## EXERCISE INSTRUCTIONS
Present each line of the entries below that holds the word "ImpRes".

⟨

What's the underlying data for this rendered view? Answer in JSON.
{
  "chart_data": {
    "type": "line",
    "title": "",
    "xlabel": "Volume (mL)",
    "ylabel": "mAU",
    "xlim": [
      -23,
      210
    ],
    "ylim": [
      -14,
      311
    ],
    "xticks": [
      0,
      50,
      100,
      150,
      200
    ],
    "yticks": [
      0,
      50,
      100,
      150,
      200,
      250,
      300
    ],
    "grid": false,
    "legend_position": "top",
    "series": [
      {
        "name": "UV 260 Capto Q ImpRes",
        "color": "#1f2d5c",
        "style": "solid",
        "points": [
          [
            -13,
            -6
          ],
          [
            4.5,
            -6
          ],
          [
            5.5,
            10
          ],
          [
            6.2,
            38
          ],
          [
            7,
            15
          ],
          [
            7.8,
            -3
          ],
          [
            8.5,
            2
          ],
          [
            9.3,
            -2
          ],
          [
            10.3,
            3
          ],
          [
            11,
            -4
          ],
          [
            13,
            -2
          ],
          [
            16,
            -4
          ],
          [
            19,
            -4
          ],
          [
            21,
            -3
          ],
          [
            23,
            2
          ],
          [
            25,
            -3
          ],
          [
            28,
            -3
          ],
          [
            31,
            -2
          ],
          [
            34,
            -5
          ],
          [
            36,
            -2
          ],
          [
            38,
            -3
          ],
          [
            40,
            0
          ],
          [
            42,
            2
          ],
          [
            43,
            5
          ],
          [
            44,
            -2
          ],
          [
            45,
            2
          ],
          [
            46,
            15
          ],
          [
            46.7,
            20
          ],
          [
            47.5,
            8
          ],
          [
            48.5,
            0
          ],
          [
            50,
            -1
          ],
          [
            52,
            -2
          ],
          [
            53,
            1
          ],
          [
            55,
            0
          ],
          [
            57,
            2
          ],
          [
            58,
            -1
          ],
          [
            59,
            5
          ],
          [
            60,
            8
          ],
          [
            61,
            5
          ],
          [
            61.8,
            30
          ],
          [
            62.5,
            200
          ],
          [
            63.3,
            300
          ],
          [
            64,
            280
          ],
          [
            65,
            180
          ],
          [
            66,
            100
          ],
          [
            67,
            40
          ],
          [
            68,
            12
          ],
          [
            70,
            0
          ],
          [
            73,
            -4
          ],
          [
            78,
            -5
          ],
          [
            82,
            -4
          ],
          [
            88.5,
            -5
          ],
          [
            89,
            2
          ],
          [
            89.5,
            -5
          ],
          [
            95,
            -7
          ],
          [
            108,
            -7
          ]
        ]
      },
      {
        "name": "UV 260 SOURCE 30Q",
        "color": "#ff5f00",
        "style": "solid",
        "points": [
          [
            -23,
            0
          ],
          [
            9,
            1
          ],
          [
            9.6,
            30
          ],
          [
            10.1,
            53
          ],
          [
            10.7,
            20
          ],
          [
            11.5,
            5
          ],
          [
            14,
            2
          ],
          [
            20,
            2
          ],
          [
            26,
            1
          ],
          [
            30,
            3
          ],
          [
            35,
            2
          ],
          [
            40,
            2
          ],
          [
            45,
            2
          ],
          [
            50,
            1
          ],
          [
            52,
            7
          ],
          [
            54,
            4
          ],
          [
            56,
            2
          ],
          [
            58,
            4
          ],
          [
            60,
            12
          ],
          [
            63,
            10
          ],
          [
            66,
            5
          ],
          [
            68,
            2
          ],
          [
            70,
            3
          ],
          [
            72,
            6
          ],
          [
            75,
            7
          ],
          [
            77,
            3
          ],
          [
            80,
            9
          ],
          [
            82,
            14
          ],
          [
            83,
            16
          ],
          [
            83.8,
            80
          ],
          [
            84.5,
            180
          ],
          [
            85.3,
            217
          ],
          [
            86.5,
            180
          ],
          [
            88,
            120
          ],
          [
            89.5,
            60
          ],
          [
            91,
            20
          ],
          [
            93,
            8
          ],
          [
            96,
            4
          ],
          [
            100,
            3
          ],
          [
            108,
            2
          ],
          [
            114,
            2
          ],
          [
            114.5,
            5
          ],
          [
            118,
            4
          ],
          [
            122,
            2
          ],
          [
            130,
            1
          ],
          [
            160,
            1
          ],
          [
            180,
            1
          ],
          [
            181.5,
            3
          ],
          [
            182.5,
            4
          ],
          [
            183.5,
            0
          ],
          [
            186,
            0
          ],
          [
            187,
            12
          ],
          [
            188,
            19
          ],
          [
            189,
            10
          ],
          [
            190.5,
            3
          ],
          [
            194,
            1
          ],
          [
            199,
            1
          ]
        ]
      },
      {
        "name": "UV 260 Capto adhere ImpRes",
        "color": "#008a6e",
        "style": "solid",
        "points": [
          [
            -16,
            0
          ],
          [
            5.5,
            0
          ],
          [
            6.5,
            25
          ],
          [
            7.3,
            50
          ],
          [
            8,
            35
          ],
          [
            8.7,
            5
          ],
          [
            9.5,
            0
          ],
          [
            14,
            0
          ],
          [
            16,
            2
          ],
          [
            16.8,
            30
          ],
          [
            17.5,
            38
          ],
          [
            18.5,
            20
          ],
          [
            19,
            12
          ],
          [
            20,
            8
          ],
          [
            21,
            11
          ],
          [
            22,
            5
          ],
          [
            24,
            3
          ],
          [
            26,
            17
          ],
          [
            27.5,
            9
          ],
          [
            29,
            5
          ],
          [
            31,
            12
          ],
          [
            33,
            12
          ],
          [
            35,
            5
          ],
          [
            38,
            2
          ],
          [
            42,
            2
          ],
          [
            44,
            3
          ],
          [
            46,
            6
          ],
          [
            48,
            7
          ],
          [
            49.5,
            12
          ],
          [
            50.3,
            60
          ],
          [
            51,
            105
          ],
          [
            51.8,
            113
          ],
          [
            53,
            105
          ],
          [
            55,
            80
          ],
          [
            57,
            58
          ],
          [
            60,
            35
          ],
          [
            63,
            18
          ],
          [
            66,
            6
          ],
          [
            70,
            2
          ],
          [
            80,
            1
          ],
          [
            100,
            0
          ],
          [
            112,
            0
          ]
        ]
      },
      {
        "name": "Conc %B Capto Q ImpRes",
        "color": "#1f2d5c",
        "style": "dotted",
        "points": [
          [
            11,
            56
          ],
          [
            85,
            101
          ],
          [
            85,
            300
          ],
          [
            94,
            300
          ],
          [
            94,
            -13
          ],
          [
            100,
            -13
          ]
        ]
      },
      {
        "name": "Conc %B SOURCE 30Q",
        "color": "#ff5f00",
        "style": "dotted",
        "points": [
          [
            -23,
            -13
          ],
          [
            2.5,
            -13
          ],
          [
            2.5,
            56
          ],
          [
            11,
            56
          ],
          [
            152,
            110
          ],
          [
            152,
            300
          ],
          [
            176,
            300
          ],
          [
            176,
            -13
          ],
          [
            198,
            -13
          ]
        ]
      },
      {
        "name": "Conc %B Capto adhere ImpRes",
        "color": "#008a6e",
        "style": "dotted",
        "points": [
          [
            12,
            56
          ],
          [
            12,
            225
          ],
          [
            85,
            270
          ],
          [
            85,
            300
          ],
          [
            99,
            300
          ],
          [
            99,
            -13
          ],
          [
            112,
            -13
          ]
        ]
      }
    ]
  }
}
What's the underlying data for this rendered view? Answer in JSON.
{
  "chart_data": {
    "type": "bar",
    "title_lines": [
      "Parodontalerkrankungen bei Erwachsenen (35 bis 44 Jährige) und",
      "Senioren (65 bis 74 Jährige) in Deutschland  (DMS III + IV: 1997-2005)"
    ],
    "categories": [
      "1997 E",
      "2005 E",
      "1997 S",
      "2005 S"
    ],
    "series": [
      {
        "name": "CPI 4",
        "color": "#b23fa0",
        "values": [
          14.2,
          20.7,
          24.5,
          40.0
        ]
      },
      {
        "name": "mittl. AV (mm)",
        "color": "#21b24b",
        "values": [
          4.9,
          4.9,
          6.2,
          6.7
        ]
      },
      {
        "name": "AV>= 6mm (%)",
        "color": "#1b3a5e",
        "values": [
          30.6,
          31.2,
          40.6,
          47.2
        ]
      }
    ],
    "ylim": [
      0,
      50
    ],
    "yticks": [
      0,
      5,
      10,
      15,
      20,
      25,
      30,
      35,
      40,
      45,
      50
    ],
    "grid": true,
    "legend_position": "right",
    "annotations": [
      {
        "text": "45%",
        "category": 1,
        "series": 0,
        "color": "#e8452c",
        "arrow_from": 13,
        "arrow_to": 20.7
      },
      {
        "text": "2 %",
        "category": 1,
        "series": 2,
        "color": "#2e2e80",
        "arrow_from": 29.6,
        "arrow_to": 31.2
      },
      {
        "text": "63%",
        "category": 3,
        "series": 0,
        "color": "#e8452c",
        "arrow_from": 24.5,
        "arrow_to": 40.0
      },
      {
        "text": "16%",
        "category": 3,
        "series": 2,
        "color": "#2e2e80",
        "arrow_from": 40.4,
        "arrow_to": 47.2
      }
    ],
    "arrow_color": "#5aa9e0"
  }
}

⟩

## ANSWER FOR THIS EXERCISE
        "name": "UV 260 Capto Q ImpRes",
        "name": "UV 260 Capto adhere ImpRes",
        "name": "Conc %B Capto Q ImpRes",
        "name": "Conc %B Capto adhere ImpRes",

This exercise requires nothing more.